§ Short exercise: Extract every line below that contains the word "file".

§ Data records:
--- START ---

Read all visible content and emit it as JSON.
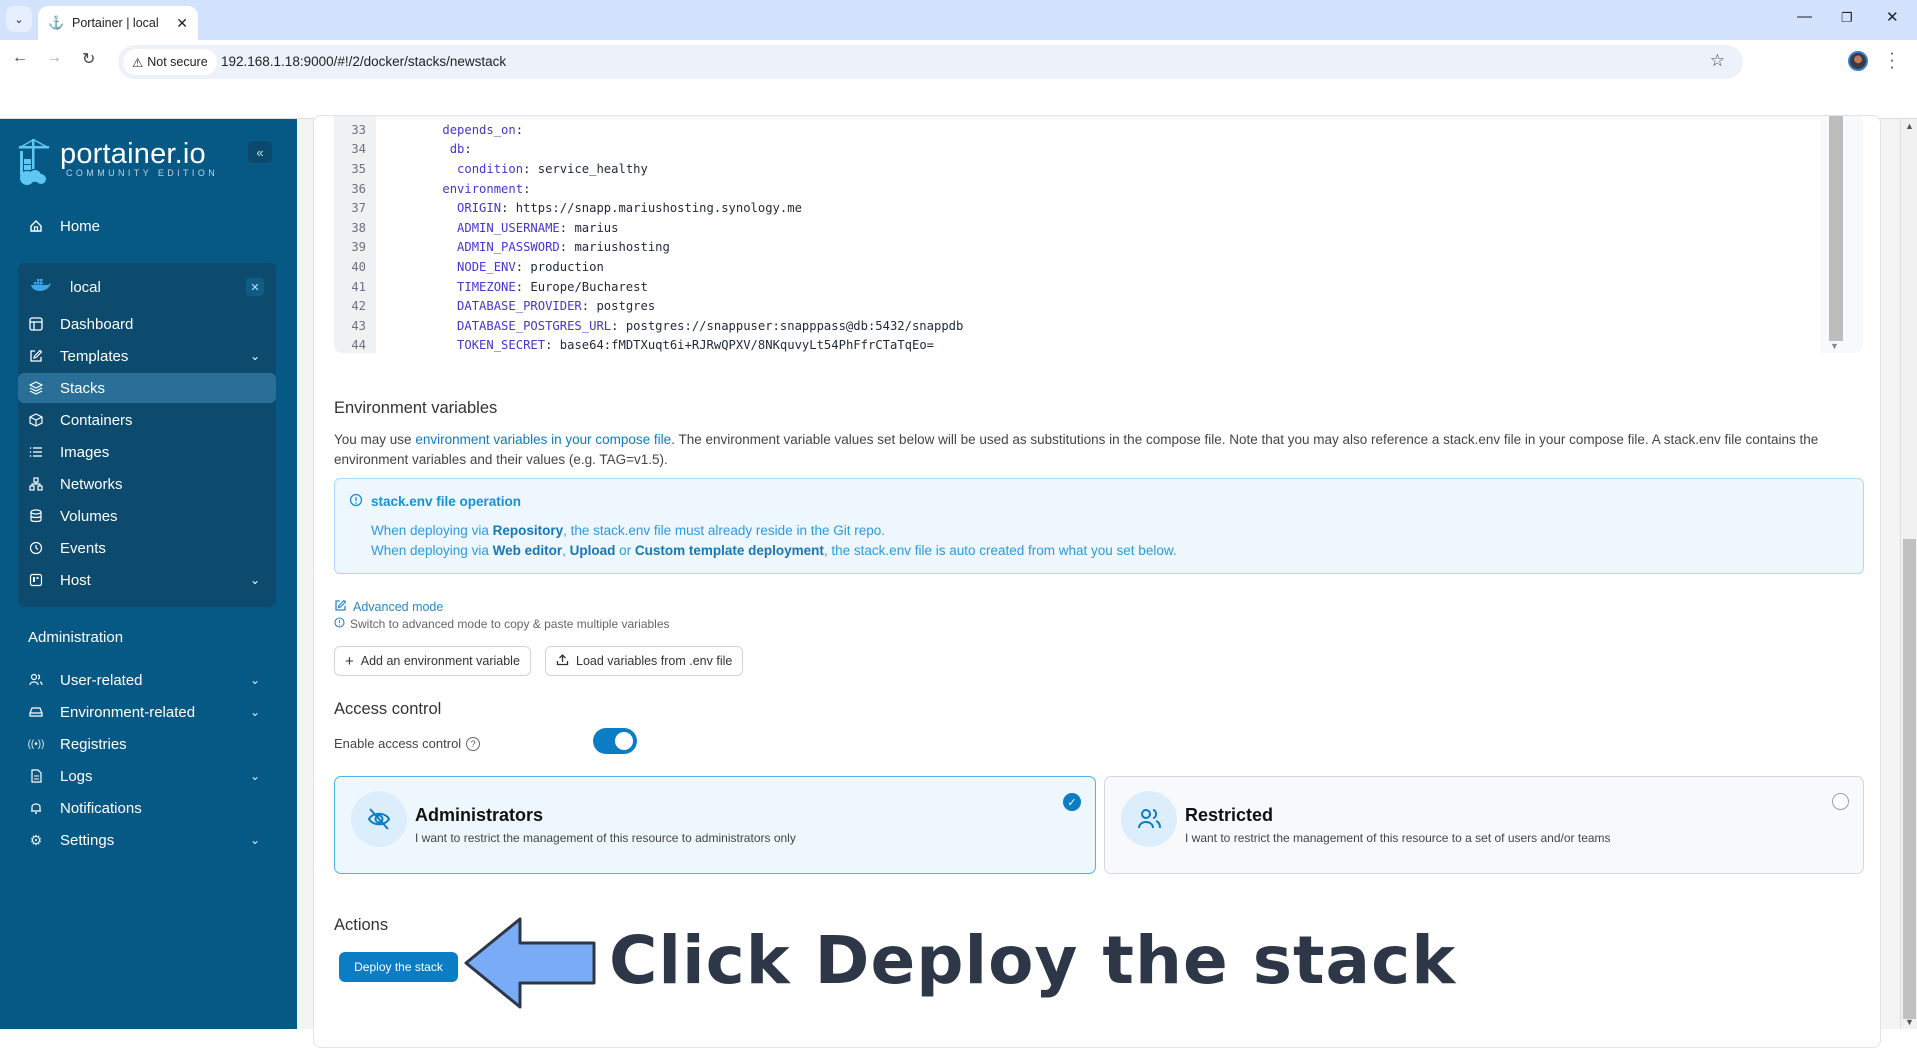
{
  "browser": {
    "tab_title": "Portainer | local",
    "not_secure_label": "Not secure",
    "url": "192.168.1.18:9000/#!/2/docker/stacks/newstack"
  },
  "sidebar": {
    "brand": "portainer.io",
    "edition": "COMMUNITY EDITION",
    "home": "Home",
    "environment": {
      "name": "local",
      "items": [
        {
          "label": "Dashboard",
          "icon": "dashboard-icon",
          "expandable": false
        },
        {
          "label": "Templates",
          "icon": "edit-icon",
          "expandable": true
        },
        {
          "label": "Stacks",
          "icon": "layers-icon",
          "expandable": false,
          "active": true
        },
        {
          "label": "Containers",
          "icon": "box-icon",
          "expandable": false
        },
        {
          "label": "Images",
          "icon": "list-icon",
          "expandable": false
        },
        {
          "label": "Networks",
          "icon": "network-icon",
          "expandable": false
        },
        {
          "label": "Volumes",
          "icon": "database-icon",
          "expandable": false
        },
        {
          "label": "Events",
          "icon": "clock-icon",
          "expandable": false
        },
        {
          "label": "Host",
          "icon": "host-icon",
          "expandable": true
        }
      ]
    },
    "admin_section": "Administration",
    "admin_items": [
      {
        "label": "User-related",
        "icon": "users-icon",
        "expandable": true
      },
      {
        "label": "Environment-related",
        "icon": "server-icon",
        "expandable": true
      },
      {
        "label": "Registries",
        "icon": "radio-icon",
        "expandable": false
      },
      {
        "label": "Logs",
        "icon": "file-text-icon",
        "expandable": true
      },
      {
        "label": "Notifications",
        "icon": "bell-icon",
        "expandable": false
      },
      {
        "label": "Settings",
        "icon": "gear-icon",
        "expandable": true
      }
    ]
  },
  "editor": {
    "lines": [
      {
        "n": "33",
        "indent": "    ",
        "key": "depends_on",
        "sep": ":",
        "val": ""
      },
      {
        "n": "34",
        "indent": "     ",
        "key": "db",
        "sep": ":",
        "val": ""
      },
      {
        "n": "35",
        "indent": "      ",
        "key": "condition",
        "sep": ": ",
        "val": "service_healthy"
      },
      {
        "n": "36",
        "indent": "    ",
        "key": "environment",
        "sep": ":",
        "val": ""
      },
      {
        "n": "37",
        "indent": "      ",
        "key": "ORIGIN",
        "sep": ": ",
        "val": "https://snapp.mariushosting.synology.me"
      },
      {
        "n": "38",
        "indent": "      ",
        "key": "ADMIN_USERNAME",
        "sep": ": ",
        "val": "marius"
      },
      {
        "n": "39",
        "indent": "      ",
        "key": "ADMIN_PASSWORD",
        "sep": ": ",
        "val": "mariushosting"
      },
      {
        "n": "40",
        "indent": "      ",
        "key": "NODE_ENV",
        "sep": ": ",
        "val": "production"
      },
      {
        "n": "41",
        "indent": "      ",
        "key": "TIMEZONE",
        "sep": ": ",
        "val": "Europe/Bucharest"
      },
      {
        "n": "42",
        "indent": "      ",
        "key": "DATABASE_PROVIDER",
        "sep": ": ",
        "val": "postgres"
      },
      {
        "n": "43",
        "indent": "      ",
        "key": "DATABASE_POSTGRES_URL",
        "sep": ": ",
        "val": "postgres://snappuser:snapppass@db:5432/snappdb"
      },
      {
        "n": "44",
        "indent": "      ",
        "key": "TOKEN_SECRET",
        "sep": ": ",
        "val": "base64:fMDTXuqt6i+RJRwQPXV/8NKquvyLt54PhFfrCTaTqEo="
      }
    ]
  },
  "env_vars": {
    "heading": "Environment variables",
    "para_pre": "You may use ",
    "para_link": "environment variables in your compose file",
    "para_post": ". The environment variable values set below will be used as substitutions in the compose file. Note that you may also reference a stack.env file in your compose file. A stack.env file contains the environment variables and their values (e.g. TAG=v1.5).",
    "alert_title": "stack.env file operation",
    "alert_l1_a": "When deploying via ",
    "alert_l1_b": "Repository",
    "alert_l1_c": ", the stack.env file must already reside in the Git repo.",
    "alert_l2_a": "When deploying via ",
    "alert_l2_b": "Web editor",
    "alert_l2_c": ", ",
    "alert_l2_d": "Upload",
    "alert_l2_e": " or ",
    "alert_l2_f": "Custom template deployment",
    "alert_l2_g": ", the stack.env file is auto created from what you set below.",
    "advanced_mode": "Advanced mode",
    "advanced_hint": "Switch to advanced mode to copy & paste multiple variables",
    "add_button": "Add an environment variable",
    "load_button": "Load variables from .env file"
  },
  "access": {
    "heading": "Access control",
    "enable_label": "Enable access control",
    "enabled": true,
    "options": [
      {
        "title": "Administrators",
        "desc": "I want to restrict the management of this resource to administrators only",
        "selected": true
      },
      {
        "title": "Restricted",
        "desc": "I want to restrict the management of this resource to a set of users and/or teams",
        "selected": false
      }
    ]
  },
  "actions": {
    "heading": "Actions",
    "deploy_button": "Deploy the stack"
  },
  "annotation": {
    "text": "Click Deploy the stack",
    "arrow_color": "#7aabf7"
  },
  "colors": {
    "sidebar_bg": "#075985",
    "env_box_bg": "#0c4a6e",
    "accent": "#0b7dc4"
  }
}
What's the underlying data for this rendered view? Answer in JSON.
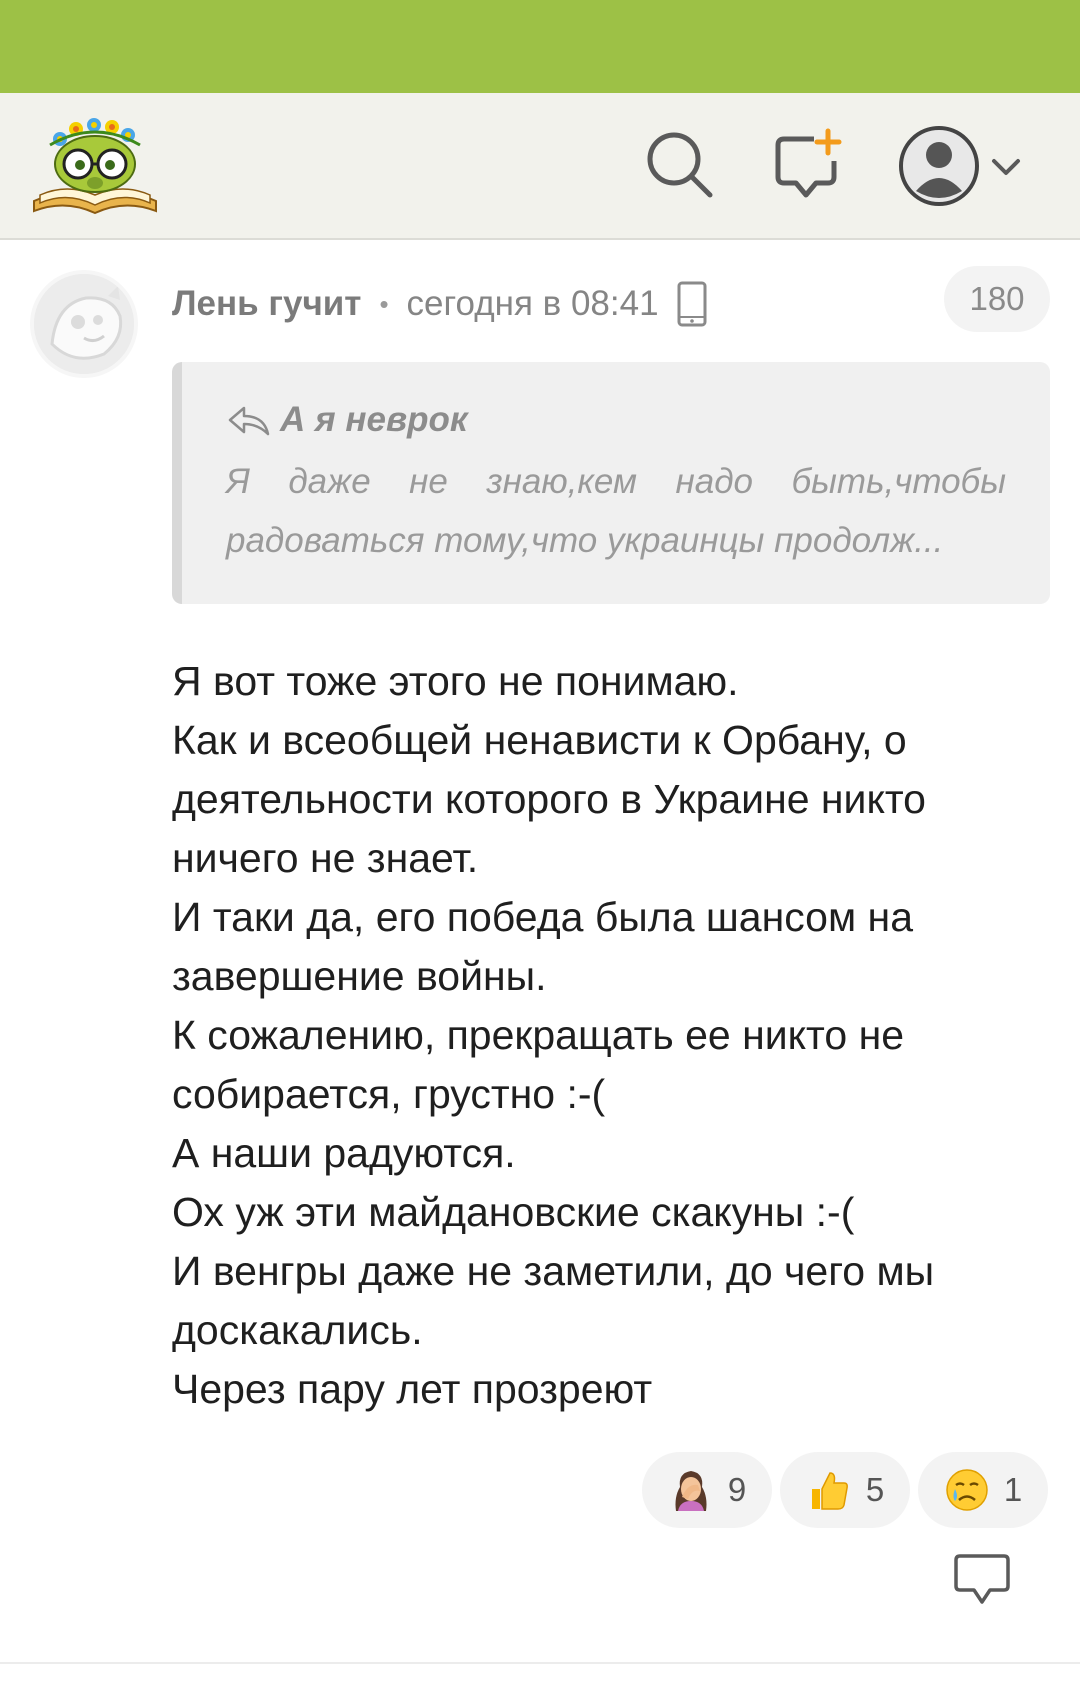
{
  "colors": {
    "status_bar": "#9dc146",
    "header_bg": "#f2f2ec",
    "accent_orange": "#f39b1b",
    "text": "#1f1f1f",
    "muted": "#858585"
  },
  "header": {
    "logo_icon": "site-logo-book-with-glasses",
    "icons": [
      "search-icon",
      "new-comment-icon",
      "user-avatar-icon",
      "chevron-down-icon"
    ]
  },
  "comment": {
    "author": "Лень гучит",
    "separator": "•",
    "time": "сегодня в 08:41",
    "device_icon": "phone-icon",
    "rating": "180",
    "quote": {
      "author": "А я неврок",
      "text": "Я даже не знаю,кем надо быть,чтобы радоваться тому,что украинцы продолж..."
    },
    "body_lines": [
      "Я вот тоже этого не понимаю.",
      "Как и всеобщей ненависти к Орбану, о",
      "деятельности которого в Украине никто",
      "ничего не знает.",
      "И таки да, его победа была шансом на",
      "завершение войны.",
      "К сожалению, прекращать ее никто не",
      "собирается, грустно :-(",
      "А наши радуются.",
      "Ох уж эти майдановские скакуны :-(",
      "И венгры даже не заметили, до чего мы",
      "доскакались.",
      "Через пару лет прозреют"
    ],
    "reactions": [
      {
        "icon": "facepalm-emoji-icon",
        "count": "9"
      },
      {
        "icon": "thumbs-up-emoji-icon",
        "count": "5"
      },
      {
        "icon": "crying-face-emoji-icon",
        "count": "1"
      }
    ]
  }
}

--- END ---

§ Task result:
        "icon": "file-text-icon",
    "para_link": "environment variables in your compose file",
    "para_post": ". The environment variable values set below will be used as substitutions in the compose file. Note that you may also reference a stack.env file in your compose file. A stack.env file contains the environment variables and their values (e.g. TAG=v1.5).",
    "alert_title": "stack.env file operation",
    "alert_l1_c": ", the stack.env file must already reside in the Git repo.",
    "alert_l2_g": ", the stack.env file is auto created from what you set below.",
    "load_button": "Load variables from .env file"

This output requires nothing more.